#### Written task
Using the records below, locate all lines containing "color" and return them.

-- START Record list --

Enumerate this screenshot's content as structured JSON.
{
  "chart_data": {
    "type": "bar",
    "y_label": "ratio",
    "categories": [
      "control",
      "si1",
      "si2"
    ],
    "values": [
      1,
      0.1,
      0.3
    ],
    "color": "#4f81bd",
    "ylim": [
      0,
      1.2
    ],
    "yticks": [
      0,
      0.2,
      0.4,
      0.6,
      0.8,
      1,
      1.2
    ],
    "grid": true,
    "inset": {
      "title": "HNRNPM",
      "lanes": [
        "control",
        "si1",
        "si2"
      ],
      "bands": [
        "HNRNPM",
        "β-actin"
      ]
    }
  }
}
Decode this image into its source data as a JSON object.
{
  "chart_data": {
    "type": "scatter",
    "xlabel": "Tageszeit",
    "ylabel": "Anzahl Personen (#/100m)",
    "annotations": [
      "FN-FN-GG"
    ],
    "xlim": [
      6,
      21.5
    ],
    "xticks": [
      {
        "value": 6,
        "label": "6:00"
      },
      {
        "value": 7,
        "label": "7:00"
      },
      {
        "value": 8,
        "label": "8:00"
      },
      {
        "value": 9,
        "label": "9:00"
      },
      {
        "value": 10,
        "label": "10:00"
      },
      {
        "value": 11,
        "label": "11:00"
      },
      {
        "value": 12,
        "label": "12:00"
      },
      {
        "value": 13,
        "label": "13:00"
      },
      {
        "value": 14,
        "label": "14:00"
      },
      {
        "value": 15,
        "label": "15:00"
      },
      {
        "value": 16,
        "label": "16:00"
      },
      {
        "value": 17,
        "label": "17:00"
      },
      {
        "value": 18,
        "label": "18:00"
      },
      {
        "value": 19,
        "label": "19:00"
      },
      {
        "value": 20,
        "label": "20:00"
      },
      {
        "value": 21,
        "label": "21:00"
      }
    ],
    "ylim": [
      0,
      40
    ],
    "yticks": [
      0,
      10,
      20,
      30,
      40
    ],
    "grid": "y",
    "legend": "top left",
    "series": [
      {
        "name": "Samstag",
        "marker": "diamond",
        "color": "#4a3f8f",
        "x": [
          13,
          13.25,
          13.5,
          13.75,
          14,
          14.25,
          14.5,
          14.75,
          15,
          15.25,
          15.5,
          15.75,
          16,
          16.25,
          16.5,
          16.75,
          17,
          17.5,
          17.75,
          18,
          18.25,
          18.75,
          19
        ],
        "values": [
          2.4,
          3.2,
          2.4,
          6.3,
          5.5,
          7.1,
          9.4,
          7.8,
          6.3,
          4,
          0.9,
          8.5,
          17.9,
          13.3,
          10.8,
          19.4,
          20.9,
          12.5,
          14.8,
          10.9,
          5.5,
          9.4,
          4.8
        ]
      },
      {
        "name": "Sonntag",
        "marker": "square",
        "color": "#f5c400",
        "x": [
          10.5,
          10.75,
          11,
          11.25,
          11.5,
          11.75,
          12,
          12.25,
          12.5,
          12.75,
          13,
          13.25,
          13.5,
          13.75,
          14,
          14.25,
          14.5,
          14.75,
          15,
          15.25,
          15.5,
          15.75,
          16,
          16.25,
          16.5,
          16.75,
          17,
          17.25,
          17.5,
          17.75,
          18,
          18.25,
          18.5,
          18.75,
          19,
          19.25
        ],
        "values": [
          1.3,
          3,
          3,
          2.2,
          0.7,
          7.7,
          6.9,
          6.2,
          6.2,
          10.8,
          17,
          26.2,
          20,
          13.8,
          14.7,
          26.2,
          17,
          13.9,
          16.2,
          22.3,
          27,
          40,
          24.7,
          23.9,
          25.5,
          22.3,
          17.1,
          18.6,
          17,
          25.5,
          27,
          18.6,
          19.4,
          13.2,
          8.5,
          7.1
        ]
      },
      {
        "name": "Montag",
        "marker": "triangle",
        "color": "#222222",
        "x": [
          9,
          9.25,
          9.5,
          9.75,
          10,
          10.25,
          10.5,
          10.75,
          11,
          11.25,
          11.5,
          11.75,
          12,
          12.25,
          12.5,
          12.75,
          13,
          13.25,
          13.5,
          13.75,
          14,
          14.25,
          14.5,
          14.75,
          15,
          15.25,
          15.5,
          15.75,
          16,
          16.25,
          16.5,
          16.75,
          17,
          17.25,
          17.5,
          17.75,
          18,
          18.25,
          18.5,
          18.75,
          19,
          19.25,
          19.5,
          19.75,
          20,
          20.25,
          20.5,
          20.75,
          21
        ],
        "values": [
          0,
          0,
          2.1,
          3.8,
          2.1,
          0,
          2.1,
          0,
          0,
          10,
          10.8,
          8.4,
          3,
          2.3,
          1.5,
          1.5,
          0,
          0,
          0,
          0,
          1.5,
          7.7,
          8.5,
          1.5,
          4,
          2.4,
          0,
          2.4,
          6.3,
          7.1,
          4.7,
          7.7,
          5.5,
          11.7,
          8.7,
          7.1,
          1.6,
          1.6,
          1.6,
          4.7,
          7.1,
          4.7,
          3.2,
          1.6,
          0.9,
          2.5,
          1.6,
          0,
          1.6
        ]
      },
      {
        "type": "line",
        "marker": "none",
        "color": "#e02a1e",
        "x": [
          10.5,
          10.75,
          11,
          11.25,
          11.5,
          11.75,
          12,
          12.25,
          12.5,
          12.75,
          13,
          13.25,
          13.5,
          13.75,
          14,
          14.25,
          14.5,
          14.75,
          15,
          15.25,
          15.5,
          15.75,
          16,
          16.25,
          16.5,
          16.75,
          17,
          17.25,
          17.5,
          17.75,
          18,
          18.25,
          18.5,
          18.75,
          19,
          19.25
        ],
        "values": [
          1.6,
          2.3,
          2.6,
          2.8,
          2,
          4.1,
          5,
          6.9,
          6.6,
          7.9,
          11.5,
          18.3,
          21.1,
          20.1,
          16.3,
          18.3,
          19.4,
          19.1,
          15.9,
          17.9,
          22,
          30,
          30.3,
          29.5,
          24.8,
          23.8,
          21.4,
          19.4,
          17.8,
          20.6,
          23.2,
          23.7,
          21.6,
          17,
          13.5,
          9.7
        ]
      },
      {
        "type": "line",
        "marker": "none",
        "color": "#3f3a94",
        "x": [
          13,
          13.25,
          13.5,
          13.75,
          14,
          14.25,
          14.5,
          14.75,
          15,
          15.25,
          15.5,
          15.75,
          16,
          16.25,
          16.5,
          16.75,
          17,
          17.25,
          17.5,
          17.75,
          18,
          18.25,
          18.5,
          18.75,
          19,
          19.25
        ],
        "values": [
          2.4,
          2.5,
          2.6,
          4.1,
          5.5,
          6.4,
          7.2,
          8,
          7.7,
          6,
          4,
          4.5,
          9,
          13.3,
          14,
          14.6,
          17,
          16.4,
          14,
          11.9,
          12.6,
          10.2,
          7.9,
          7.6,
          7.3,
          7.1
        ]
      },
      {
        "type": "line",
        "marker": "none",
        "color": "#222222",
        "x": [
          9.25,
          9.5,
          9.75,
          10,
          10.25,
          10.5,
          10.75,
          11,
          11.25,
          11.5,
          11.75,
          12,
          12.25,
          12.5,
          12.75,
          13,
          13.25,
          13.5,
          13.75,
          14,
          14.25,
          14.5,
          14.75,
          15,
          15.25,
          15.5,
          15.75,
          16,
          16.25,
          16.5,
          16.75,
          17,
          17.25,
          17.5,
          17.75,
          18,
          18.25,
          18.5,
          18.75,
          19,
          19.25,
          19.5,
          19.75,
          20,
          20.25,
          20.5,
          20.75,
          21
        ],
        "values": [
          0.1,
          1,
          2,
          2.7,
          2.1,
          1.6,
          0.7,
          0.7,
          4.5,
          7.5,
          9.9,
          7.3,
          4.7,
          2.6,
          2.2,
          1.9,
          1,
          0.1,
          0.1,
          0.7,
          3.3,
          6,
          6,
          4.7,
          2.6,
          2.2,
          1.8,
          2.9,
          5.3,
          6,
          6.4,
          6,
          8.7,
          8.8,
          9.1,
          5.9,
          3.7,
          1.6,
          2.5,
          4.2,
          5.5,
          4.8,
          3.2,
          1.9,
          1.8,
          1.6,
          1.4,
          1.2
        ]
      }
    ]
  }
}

-- END Record list --

#### Full answer
    "color": "#4f81bd",
        "color": "#4a3f8f",
        "color": "#f5c400",
        "color": "#222222",
        "color": "#e02a1e",
        "color": "#3f3a94",
        "color": "#222222",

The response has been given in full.